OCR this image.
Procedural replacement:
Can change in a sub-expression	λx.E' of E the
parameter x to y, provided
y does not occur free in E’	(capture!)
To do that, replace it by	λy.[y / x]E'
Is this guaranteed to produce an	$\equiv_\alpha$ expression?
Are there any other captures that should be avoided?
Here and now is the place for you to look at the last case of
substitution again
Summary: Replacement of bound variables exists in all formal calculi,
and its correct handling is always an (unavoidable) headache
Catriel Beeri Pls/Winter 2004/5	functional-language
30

Problem requirements:
Each line above must be printed exactly as it appears.

Expected answer:
OCR this image.
Procedural replacement:
Can change in a sub-expression	λx.E' of E the
parameter x to y, provided
y does not occur free in E’	(capture!)
To do that, replace it by	λy.[y / x]E'
Is this guaranteed to produce an	$\equiv_\alpha$ expression?
Are there any other captures that should be avoided?
Here and now is the place for you to look at the last case of
substitution again
Summary: Replacement of bound variables exists in all formal calculi,
and its correct handling is always an (unavoidable) headache
Catriel Beeri Pls/Winter 2004/5	functional-language
30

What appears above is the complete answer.